[Records]
***

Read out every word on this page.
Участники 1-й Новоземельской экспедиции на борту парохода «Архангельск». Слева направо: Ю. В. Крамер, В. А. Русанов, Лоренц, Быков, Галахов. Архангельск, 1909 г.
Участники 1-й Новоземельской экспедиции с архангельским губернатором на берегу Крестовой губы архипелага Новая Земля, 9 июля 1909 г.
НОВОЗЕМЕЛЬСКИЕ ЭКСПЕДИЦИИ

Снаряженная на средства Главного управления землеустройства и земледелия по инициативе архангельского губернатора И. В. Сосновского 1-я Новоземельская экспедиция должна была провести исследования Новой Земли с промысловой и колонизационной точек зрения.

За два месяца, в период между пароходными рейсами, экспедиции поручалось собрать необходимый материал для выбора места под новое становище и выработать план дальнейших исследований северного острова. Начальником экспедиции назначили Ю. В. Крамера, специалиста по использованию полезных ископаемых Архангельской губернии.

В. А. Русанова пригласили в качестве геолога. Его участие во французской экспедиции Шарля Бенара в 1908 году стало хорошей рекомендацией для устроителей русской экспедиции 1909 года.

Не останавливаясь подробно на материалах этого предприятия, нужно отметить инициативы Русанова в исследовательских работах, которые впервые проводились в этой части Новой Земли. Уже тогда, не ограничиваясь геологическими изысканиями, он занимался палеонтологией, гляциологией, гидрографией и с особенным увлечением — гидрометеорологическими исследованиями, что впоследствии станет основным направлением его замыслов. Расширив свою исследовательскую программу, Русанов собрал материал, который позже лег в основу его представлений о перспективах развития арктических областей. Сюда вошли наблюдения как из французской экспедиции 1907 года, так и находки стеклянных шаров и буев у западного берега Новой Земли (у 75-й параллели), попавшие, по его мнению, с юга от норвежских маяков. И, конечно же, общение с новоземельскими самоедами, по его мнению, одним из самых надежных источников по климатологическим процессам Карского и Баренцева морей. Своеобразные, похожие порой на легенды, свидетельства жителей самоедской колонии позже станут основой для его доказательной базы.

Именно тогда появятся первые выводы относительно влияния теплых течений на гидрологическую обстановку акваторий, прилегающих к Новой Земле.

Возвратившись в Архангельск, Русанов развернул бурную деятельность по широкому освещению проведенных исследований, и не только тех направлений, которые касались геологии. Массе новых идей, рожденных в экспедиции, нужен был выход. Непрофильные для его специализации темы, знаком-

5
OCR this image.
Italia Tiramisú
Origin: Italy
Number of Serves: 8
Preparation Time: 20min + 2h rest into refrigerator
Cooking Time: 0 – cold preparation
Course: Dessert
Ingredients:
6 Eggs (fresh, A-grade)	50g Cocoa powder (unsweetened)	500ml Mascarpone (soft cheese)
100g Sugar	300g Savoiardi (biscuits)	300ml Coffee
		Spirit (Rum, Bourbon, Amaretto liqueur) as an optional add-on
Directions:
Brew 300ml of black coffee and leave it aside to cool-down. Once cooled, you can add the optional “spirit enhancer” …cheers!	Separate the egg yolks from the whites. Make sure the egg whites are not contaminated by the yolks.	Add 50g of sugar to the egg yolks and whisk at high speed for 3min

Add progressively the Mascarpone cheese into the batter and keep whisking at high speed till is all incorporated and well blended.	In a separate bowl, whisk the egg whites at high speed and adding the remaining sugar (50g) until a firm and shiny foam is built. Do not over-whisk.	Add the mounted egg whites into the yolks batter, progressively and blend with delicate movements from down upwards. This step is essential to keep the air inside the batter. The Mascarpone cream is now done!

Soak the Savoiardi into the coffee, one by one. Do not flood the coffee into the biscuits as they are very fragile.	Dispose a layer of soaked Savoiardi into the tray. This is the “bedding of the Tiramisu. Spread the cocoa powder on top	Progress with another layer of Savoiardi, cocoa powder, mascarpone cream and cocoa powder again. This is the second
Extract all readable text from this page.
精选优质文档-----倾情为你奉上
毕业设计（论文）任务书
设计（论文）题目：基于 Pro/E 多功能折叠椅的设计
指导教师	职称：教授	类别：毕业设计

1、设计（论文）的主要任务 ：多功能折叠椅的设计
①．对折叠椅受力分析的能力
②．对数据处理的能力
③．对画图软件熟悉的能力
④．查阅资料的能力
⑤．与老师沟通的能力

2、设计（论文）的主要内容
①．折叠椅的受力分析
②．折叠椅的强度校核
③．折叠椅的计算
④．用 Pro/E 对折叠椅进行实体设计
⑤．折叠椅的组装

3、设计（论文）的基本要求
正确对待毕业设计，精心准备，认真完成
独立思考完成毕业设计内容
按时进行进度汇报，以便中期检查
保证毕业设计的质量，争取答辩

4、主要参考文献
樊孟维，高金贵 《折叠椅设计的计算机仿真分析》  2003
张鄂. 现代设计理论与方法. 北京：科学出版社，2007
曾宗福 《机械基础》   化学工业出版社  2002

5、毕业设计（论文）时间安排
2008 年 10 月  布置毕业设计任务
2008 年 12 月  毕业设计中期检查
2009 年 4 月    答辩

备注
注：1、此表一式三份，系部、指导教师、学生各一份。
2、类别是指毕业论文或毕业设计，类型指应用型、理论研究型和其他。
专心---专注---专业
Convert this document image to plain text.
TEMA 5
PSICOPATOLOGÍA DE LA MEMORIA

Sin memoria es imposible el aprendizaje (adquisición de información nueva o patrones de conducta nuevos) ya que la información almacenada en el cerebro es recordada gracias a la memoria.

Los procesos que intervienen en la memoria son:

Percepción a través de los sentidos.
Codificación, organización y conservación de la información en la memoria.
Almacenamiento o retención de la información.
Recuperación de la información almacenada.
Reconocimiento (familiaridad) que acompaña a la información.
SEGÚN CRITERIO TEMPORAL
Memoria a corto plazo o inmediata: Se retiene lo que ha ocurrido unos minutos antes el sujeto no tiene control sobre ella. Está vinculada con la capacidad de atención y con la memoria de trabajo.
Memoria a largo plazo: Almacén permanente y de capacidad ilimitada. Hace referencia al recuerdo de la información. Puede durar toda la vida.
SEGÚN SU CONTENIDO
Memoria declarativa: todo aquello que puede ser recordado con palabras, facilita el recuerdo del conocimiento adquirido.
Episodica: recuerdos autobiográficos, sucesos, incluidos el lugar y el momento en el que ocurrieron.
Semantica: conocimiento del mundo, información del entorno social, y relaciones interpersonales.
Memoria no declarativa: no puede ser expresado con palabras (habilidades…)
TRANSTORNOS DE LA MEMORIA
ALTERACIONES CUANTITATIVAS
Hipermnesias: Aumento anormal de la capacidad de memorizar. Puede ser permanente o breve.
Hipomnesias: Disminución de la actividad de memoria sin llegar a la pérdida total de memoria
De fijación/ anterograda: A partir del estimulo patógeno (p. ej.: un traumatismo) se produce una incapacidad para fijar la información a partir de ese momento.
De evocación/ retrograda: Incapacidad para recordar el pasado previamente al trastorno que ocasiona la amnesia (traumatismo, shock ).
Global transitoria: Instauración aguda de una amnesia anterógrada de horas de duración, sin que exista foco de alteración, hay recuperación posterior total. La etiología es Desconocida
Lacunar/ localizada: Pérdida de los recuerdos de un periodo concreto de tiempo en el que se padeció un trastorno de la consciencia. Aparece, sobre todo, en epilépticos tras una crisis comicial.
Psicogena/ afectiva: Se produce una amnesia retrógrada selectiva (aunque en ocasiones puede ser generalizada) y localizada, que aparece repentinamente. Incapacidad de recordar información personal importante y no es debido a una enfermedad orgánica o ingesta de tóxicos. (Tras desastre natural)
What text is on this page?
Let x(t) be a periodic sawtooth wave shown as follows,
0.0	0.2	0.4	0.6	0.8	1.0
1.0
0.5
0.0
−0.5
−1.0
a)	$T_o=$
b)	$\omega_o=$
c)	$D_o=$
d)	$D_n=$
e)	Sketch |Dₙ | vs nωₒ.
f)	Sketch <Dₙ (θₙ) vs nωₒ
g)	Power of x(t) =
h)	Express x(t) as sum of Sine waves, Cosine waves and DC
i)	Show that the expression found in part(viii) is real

***

### Task to complete
Filter the data for the string "declarativa" and copy every line that has it.

### Solution for this problem
Memoria declarativa: todo aquello que puede ser recordado con palabras, facilita el recuerdo del conocimiento adquirido.
Memoria no declarativa: no puede ser expresado con palabras (habilidades…)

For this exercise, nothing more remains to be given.